(Rows from a dataset)
++++++++++

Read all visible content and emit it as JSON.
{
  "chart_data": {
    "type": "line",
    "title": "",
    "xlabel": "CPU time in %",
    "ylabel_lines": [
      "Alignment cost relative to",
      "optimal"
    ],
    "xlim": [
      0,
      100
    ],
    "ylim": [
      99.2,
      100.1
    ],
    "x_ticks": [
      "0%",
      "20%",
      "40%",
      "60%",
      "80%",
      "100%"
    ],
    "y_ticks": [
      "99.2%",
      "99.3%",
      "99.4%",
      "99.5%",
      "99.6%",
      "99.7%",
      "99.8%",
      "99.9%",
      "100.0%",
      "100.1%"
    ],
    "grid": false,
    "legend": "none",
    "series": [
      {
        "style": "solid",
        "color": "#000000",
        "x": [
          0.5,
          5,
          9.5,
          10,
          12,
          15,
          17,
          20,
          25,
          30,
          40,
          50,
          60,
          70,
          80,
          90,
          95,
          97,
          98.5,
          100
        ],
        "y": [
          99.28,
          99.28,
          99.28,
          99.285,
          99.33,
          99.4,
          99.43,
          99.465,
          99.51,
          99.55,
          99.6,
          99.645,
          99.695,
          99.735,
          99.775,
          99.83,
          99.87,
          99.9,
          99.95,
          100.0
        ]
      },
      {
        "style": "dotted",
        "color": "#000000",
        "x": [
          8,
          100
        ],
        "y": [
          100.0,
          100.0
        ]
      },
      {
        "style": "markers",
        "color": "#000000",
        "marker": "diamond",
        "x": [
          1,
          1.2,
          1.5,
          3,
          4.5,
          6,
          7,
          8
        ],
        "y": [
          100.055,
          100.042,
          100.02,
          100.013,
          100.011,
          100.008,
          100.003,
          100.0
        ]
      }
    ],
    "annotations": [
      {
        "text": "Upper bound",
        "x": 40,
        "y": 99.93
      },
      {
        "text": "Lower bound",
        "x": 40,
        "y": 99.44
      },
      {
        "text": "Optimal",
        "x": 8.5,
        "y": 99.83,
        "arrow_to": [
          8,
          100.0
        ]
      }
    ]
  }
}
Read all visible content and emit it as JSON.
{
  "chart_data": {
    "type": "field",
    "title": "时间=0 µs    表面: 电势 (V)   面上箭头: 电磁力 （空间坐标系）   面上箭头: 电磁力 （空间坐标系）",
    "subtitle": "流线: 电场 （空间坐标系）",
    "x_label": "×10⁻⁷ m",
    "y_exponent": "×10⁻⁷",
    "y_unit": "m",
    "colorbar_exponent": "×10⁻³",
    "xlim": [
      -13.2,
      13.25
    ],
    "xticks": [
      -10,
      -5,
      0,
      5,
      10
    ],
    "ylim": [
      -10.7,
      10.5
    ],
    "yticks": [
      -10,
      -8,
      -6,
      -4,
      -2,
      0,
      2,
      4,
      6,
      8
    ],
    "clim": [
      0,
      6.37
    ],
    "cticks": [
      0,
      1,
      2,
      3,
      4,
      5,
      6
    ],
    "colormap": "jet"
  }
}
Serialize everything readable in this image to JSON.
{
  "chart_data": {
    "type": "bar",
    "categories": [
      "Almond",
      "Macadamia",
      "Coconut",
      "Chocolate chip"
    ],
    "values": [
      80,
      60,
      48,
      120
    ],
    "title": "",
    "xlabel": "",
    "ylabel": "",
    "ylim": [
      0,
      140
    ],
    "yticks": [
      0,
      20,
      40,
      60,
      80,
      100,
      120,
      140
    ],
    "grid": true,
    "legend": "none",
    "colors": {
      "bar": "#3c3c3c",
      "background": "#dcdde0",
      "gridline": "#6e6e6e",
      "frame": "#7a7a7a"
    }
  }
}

++++++++++

Find the line that contains "Serialize everything readable" in the listing above. Retype it and every line after it up to the last, exactly, and nothing else.

Serialize everything readable in this image to JSON.
{
  "chart_data": {
    "type": "bar",
    "categories": [
      "Almond",
      "Macadamia",
      "Coconut",
      "Chocolate chip"
    ],
    "values": [
      80,
      60,
      48,
      120
    ],
    "title": "",
    "xlabel": "",
    "ylabel": "",
    "ylim": [
      0,
      140
    ],
    "yticks": [
      0,
      20,
      40,
      60,
      80,
      100,
      120,
      140
    ],
    "grid": true,
    "legend": "none",
    "colors": {
      "bar": "#3c3c3c",
      "background": "#dcdde0",
      "gridline": "#6e6e6e",
      "frame": "#7a7a7a"
    }
  }
}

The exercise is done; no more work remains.